• **What you need to do**
Search the material for the string "JSON" and copy each line where it occurs.

[Records from a data source]
__________
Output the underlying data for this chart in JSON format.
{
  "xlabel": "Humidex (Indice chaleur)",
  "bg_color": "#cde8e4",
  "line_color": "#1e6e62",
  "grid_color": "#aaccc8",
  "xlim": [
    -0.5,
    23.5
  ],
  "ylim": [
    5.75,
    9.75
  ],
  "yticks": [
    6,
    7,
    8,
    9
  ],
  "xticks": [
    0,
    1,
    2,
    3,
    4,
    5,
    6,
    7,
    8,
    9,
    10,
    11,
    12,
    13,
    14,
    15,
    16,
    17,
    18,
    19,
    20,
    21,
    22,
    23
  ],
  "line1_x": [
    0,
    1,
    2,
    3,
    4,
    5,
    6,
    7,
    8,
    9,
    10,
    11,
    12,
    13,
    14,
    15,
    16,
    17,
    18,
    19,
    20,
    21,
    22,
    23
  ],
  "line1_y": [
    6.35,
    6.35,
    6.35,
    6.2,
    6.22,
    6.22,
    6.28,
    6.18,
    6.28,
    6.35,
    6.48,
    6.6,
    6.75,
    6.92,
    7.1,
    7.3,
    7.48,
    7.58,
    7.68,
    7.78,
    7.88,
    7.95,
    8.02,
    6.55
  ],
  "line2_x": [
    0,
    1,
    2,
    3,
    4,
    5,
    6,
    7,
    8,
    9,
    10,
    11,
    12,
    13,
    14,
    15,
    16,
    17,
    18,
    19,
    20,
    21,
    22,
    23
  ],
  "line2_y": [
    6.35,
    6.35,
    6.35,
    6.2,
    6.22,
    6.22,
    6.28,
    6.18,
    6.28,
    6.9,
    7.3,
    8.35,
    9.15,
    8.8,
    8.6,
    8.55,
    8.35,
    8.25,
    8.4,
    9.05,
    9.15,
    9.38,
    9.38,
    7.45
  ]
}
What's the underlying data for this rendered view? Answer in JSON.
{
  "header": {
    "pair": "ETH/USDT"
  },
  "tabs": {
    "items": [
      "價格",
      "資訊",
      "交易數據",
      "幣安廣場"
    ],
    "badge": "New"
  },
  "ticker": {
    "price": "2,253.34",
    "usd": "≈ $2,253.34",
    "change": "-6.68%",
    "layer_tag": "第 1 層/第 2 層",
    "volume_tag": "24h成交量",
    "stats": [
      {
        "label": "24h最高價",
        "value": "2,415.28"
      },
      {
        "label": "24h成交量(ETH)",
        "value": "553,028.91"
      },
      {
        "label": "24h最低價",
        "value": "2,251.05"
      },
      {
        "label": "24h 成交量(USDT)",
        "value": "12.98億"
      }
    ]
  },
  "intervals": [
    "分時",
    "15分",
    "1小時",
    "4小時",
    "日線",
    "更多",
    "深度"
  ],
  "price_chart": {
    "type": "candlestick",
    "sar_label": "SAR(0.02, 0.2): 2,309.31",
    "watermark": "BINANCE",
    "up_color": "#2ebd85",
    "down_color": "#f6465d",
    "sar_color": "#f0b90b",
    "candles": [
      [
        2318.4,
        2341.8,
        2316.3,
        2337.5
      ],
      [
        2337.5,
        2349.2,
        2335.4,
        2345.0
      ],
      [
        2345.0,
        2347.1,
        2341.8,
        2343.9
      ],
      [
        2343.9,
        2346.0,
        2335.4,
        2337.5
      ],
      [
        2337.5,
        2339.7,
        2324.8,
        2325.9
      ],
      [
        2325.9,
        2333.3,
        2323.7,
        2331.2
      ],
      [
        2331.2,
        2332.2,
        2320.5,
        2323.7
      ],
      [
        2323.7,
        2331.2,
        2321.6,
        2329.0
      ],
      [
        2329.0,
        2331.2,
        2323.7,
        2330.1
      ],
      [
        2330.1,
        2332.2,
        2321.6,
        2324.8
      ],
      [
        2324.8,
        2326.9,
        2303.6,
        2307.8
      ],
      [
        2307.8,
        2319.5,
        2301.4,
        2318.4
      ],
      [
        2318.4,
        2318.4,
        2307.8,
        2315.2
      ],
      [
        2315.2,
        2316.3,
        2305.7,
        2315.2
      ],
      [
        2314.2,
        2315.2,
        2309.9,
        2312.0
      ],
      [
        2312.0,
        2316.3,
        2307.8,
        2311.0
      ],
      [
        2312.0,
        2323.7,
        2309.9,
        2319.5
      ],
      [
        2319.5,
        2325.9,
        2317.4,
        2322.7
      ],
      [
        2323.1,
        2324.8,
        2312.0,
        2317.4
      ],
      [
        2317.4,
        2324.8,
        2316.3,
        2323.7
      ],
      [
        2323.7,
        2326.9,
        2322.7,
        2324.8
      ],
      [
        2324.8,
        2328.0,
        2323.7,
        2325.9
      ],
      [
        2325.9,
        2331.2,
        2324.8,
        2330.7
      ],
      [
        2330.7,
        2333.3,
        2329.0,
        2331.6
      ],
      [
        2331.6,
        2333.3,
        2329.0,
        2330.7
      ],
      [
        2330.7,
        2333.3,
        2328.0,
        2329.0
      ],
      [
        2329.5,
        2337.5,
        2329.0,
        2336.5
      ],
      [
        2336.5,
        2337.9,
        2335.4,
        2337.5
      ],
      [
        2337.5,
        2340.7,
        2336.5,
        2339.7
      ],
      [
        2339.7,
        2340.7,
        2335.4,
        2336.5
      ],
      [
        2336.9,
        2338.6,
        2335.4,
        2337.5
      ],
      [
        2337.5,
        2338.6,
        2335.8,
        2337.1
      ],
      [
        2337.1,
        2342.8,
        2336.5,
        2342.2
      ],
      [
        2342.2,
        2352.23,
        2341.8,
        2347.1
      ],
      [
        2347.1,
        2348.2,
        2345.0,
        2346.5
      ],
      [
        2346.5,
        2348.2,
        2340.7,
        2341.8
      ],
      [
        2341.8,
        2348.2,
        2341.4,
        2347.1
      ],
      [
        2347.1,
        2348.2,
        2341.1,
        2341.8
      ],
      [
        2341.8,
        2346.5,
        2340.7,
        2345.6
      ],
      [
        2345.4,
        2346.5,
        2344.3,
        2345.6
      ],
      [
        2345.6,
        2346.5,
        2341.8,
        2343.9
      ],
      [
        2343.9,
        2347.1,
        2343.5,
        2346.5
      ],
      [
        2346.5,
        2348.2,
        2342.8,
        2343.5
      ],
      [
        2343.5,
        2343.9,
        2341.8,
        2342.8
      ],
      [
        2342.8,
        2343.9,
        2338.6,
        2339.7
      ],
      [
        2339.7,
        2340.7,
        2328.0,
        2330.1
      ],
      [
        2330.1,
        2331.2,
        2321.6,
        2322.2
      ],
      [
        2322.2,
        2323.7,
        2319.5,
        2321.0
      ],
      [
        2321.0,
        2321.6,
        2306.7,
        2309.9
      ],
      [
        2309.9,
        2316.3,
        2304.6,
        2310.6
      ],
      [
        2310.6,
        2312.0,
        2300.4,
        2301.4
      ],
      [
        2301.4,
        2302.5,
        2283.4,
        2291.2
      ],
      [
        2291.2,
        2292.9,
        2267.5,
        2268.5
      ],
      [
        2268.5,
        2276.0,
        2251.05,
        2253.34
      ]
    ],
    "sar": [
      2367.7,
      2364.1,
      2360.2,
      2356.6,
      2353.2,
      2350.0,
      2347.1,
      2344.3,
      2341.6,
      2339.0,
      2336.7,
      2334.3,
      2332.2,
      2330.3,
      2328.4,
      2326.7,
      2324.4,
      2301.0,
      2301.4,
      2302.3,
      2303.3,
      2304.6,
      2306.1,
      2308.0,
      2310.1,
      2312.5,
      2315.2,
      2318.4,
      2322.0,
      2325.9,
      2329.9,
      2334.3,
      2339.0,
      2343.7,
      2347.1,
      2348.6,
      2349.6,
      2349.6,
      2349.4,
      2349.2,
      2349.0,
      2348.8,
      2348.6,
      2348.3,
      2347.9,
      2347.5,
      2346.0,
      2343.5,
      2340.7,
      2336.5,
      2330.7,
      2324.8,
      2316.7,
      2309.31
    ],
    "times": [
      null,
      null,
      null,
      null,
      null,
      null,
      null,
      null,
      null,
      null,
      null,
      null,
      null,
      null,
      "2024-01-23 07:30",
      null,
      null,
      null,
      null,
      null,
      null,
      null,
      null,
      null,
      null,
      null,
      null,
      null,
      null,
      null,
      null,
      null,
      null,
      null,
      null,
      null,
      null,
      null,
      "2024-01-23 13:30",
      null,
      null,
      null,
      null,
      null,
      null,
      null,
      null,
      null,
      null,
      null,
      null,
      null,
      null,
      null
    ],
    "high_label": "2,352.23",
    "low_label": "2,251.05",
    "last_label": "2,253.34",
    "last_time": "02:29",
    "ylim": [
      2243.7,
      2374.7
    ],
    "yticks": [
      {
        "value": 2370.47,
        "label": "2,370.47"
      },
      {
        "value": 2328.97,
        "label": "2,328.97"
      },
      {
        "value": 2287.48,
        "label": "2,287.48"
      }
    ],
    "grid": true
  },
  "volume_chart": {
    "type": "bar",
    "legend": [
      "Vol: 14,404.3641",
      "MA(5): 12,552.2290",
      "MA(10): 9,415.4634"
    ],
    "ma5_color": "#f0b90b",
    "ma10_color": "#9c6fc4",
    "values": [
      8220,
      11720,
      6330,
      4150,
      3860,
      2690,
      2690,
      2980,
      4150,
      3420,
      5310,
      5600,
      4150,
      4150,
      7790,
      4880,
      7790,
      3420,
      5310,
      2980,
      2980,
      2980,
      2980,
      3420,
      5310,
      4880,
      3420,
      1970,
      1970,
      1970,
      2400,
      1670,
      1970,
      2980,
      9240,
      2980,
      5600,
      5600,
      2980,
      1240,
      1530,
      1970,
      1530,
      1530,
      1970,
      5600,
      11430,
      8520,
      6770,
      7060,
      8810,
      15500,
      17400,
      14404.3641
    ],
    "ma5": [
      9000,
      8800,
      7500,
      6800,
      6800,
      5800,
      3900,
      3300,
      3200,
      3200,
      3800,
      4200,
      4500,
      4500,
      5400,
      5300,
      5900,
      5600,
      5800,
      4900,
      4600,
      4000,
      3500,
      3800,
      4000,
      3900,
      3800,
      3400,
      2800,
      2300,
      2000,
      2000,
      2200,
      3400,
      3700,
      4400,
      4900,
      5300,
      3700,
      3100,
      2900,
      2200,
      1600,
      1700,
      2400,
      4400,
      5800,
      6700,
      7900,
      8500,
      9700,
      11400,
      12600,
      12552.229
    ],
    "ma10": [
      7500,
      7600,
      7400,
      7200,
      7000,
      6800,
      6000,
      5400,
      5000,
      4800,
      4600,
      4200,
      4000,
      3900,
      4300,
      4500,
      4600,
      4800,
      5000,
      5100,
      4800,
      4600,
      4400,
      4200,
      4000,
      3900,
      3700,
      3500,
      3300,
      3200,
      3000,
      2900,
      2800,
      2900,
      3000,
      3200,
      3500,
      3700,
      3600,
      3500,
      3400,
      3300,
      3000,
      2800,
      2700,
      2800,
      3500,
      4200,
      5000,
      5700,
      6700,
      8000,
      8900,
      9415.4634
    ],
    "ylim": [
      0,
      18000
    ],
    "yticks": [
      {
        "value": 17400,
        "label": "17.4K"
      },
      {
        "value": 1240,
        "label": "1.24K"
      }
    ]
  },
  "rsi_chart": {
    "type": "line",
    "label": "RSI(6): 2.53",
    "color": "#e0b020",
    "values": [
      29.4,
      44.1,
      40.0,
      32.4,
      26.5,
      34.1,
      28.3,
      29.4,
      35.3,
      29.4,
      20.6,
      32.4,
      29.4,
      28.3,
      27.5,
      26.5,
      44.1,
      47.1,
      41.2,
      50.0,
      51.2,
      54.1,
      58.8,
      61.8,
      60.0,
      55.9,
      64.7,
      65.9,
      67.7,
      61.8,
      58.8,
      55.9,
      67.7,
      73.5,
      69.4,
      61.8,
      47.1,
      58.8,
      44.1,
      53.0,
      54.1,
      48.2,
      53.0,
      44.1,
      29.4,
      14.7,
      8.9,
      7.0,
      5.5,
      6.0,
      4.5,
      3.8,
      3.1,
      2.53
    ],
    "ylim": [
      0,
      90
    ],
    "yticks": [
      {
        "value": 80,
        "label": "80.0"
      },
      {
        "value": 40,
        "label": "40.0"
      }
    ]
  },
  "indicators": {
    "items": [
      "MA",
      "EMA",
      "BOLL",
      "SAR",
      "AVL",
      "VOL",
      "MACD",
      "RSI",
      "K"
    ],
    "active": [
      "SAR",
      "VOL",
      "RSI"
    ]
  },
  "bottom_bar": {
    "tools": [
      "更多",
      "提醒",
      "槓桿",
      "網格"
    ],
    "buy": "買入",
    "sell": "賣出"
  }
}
__________
• **Response**
Output the underlying data for this chart in JSON format.
What's the underlying data for this rendered view? Answer in JSON.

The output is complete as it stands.